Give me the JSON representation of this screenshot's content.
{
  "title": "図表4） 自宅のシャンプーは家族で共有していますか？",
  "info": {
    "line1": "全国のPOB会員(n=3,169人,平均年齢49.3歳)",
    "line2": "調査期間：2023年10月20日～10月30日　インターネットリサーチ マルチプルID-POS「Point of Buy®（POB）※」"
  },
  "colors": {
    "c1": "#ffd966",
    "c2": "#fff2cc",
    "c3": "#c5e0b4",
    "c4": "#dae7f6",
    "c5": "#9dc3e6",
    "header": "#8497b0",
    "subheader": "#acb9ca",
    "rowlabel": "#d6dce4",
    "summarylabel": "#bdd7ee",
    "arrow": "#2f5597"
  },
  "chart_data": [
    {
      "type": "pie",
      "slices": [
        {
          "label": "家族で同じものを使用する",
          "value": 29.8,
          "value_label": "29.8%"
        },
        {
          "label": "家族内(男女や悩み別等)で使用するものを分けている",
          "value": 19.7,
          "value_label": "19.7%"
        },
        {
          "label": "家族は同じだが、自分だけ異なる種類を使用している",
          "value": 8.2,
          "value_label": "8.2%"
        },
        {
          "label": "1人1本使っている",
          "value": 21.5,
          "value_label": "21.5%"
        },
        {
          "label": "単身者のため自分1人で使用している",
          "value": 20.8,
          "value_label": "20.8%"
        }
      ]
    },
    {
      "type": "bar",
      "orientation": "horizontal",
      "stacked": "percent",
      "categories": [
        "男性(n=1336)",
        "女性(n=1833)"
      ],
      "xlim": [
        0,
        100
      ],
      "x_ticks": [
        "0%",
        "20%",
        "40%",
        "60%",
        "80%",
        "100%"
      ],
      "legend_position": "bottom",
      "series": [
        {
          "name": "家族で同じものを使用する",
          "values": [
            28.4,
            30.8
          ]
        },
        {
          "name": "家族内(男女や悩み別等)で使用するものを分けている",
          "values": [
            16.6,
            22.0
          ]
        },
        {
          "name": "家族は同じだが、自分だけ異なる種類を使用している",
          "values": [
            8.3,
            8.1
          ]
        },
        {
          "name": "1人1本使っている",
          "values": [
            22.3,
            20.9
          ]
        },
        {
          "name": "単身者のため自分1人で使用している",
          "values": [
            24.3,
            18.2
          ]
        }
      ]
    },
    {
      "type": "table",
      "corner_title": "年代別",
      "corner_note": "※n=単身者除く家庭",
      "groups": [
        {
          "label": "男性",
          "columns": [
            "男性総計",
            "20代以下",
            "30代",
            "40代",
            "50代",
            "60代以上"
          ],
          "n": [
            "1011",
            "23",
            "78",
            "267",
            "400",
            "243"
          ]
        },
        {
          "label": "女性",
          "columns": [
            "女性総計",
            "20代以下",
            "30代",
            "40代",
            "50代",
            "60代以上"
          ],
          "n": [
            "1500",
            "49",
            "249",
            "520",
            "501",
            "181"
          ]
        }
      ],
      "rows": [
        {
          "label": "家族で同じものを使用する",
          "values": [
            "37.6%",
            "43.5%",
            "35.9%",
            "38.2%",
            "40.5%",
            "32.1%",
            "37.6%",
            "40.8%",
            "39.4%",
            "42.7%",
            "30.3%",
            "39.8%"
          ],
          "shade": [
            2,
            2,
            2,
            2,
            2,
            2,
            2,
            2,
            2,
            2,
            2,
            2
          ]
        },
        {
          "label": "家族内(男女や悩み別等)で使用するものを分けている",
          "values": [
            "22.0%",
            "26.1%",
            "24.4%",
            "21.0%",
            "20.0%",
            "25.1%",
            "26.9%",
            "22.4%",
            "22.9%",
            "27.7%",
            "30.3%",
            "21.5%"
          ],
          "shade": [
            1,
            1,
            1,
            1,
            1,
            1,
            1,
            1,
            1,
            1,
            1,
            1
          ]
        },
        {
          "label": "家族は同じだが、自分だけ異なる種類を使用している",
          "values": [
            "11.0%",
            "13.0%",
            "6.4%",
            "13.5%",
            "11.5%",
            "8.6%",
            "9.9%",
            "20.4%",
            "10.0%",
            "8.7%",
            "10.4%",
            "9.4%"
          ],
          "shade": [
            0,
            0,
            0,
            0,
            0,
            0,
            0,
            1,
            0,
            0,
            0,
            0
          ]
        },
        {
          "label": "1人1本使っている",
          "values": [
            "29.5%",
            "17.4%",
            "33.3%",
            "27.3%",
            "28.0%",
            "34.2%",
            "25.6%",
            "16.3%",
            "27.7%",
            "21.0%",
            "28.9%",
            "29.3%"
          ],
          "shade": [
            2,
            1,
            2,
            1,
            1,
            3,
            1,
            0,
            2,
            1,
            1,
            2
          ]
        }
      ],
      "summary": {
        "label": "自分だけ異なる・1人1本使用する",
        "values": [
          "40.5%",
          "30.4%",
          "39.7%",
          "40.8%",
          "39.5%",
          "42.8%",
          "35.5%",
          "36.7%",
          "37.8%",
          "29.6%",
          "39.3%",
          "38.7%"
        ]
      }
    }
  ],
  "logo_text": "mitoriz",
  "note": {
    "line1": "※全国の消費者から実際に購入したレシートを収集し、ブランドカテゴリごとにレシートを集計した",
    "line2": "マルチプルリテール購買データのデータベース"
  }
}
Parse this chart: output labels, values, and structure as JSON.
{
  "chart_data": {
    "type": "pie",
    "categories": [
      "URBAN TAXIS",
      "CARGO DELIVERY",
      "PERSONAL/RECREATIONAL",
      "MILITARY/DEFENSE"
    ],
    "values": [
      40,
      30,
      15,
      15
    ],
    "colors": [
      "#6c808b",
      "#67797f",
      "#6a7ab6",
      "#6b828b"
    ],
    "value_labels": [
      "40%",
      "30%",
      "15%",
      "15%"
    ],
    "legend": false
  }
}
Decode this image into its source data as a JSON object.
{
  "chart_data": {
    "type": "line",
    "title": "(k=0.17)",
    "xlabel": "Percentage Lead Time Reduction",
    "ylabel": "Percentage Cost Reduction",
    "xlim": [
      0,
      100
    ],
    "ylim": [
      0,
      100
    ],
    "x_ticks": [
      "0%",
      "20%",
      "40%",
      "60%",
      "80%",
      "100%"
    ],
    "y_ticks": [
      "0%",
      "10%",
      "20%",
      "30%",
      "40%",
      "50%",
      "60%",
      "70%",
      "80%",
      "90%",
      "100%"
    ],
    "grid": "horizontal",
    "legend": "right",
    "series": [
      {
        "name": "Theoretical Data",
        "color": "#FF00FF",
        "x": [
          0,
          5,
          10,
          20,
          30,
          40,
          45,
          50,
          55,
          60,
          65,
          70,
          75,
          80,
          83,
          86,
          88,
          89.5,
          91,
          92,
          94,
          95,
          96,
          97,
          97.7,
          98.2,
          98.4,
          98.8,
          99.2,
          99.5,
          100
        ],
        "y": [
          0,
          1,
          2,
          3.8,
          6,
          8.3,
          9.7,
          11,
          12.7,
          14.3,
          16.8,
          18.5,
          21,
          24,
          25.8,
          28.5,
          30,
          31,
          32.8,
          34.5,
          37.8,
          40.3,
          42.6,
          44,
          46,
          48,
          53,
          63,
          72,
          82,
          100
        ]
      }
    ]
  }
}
######
■ SHORT TASK
Provide all the records again, word for word.

■ EXERCISE SOLUTION
Give me the JSON representation of this screenshot's content.
{
  "title": "図表4） 自宅のシャンプーは家族で共有していますか？",
  "info": {
    "line1": "全国のPOB会員(n=3,169人,平均年齢49.3歳)",
    "line2": "調査期間：2023年10月20日～10月30日　インターネットリサーチ マルチプルID-POS「Point of Buy®（POB）※」"
  },
  "colors": {
    "c1": "#ffd966",
    "c2": "#fff2cc",
    "c3": "#c5e0b4",
    "c4": "#dae7f6",
    "c5": "#9dc3e6",
    "header": "#8497b0",
    "subheader": "#acb9ca",
    "rowlabel": "#d6dce4",
    "summarylabel": "#bdd7ee",
    "arrow": "#2f5597"
  },
  "chart_data": [
    {
      "type": "pie",
      "slices": [
        {
          "label": "家族で同じものを使用する",
          "value": 29.8,
          "value_label": "29.8%"
        },
        {
          "label": "家族内(男女や悩み別等)で使用するものを分けている",
          "value": 19.7,
          "value_label": "19.7%"
        },
        {
          "label": "家族は同じだが、自分だけ異なる種類を使用している",
          "value": 8.2,
          "value_label": "8.2%"
        },
        {
          "label": "1人1本使っている",
          "value": 21.5,
          "value_label": "21.5%"
        },
        {
          "label": "単身者のため自分1人で使用している",
          "value": 20.8,
          "value_label": "20.8%"
        }
      ]
    },
    {
      "type": "bar",
      "orientation": "horizontal",
      "stacked": "percent",
      "categories": [
        "男性(n=1336)",
        "女性(n=1833)"
      ],
      "xlim": [
        0,
        100
      ],
      "x_ticks": [
        "0%",
        "20%",
        "40%",
        "60%",
        "80%",
        "100%"
      ],
      "legend_position": "bottom",
      "series": [
        {
          "name": "家族で同じものを使用する",
          "values": [
            28.4,
            30.8
          ]
        },
        {
          "name": "家族内(男女や悩み別等)で使用するものを分けている",
          "values": [
            16.6,
            22.0
          ]
        },
        {
          "name": "家族は同じだが、自分だけ異なる種類を使用している",
          "values": [
            8.3,
            8.1
          ]
        },
        {
          "name": "1人1本使っている",
          "values": [
            22.3,
            20.9
          ]
        },
        {
          "name": "単身者のため自分1人で使用している",
          "values": [
            24.3,
            18.2
          ]
        }
      ]
    },
    {
      "type": "table",
      "corner_title": "年代別",
      "corner_note": "※n=単身者除く家庭",
      "groups": [
        {
          "label": "男性",
          "columns": [
            "男性総計",
            "20代以下",
            "30代",
            "40代",
            "50代",
            "60代以上"
          ],
          "n": [
            "1011",
            "23",
            "78",
            "267",
            "400",
            "243"
          ]
        },
        {
          "label": "女性",
          "columns": [
            "女性総計",
            "20代以下",
            "30代",
            "40代",
            "50代",
            "60代以上"
          ],
          "n": [
            "1500",
            "49",
            "249",
            "520",
            "501",
            "181"
          ]
        }
      ],
      "rows": [
        {
          "label": "家族で同じものを使用する",
          "values": [
            "37.6%",
            "43.5%",
            "35.9%",
            "38.2%",
            "40.5%",
            "32.1%",
            "37.6%",
            "40.8%",
            "39.4%",
            "42.7%",
            "30.3%",
            "39.8%"
          ],
          "shade": [
            2,
            2,
            2,
            2,
            2,
            2,
            2,
            2,
            2,
            2,
            2,
            2
          ]
        },
        {
          "label": "家族内(男女や悩み別等)で使用するものを分けている",
          "values": [
            "22.0%",
            "26.1%",
            "24.4%",
            "21.0%",
            "20.0%",
            "25.1%",
            "26.9%",
            "22.4%",
            "22.9%",
            "27.7%",
            "30.3%",
            "21.5%"
          ],
          "shade": [
            1,
            1,
            1,
            1,
            1,
            1,
            1,
            1,
            1,
            1,
            1,
            1
          ]
        },
        {
          "label": "家族は同じだが、自分だけ異なる種類を使用している",
          "values": [
            "11.0%",
            "13.0%",
            "6.4%",
            "13.5%",
            "11.5%",
            "8.6%",
            "9.9%",
            "20.4%",
            "10.0%",
            "8.7%",
            "10.4%",
            "9.4%"
          ],
          "shade": [
            0,
            0,
            0,
            0,
            0,
            0,
            0,
            1,
            0,
            0,
            0,
            0
          ]
        },
        {
          "label": "1人1本使っている",
          "values": [
            "29.5%",
            "17.4%",
            "33.3%",
            "27.3%",
            "28.0%",
            "34.2%",
            "25.6%",
            "16.3%",
            "27.7%",
            "21.0%",
            "28.9%",
            "29.3%"
          ],
          "shade": [
            2,
            1,
            2,
            1,
            1,
            3,
            1,
            0,
            2,
            1,
            1,
            2
          ]
        }
      ],
      "summary": {
        "label": "自分だけ異なる・1人1本使用する",
        "values": [
          "40.5%",
          "30.4%",
          "39.7%",
          "40.8%",
          "39.5%",
          "42.8%",
          "35.5%",
          "36.7%",
          "37.8%",
          "29.6%",
          "39.3%",
          "38.7%"
        ]
      }
    }
  ],
  "logo_text": "mitoriz",
  "note": {
    "line1": "※全国の消費者から実際に購入したレシートを収集し、ブランドカテゴリごとにレシートを集計した",
    "line2": "マルチプルリテール購買データのデータベース"
  }
}
Parse this chart: output labels, values, and structure as JSON.
{
  "chart_data": {
    "type": "pie",
    "categories": [
      "URBAN TAXIS",
      "CARGO DELIVERY",
      "PERSONAL/RECREATIONAL",
      "MILITARY/DEFENSE"
    ],
    "values": [
      40,
      30,
      15,
      15
    ],
    "colors": [
      "#6c808b",
      "#67797f",
      "#6a7ab6",
      "#6b828b"
    ],
    "value_labels": [
      "40%",
      "30%",
      "15%",
      "15%"
    ],
    "legend": false
  }
}
Decode this image into its source data as a JSON object.
{
  "chart_data": {
    "type": "line",
    "title": "(k=0.17)",
    "xlabel": "Percentage Lead Time Reduction",
    "ylabel": "Percentage Cost Reduction",
    "xlim": [
      0,
      100
    ],
    "ylim": [
      0,
      100
    ],
    "x_ticks": [
      "0%",
      "20%",
      "40%",
      "60%",
      "80%",
      "100%"
    ],
    "y_ticks": [
      "0%",
      "10%",
      "20%",
      "30%",
      "40%",
      "50%",
      "60%",
      "70%",
      "80%",
      "90%",
      "100%"
    ],
    "grid": "horizontal",
    "legend": "right",
    "series": [
      {
        "name": "Theoretical Data",
        "color": "#FF00FF",
        "x": [
          0,
          5,
          10,
          20,
          30,
          40,
          45,
          50,
          55,
          60,
          65,
          70,
          75,
          80,
          83,
          86,
          88,
          89.5,
          91,
          92,
          94,
          95,
          96,
          97,
          97.7,
          98.2,
          98.4,
          98.8,
          99.2,
          99.5,
          100
        ],
        "y": [
          0,
          1,
          2,
          3.8,
          6,
          8.3,
          9.7,
          11,
          12.7,
          14.3,
          16.8,
          18.5,
          21,
          24,
          25.8,
          28.5,
          30,
          31,
          32.8,
          34.5,
          37.8,
          40.3,
          42.6,
          44,
          46,
          48,
          53,
          63,
          72,
          82,
          100
        ]
      }
    ]
  }
}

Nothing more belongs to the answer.